▶ [WHAT IS NEEDED]: Search the material for "decree" and show all lines that contain it.

___ PROVIDED RECORDS

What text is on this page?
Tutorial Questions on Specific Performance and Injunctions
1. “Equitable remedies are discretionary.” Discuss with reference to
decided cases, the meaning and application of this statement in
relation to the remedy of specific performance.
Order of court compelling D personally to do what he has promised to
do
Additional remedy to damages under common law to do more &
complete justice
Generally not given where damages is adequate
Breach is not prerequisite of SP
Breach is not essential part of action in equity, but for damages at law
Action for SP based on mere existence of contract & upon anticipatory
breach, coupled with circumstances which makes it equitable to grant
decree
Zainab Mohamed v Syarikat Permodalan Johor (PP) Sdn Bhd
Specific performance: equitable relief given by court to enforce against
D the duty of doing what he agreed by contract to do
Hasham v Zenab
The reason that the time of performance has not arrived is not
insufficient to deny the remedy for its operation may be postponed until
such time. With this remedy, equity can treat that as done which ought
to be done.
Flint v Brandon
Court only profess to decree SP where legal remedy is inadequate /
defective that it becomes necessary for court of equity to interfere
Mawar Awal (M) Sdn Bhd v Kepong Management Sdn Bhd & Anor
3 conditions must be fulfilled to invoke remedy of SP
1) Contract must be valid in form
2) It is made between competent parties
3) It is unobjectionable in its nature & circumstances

______
___ PROVIDED RECORDS

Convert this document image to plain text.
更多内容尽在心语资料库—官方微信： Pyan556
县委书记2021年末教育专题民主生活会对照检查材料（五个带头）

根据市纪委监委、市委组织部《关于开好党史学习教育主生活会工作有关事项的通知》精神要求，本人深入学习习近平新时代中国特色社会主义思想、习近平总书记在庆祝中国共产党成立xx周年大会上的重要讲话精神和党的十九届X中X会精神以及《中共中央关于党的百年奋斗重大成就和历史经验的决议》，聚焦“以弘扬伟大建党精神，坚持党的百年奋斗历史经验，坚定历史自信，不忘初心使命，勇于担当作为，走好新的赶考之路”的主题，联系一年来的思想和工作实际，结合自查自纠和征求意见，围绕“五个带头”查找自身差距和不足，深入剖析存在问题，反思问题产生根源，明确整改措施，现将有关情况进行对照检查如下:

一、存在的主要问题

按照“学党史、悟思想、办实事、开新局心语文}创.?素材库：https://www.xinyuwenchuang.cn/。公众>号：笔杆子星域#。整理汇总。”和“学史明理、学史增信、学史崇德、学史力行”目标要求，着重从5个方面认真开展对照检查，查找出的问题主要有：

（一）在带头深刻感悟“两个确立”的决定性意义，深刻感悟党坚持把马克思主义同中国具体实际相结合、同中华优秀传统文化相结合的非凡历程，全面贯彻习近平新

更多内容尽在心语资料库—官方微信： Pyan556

______
___ PROVIDED RECORDS

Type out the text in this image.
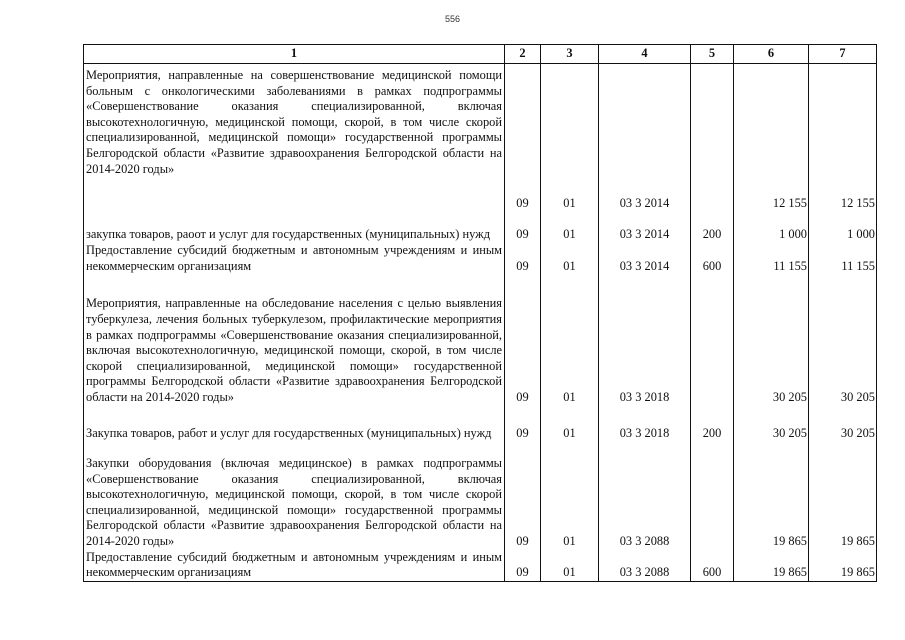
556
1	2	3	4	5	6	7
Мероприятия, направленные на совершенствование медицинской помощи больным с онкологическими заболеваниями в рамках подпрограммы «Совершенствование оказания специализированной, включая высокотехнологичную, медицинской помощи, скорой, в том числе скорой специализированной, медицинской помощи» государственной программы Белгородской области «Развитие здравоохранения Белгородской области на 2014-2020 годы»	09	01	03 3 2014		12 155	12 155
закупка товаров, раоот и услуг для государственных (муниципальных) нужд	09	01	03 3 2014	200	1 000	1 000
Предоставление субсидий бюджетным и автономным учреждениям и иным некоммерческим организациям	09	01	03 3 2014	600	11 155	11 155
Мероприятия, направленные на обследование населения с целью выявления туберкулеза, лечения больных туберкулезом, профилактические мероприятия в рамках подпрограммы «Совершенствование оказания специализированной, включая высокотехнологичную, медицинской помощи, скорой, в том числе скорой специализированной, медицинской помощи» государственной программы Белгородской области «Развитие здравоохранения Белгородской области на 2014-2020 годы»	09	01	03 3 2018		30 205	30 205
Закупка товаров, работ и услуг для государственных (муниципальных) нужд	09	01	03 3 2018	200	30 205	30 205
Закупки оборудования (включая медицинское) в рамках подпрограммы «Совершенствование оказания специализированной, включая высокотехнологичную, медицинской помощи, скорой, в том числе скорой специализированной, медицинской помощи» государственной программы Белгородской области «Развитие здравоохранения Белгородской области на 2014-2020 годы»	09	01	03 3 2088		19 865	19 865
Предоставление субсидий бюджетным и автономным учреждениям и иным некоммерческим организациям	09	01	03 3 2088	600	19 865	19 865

______

▶ [RESPONSE TO THE EXERCISE]:
decree
Court only profess to decree SP where legal remedy is inadequate /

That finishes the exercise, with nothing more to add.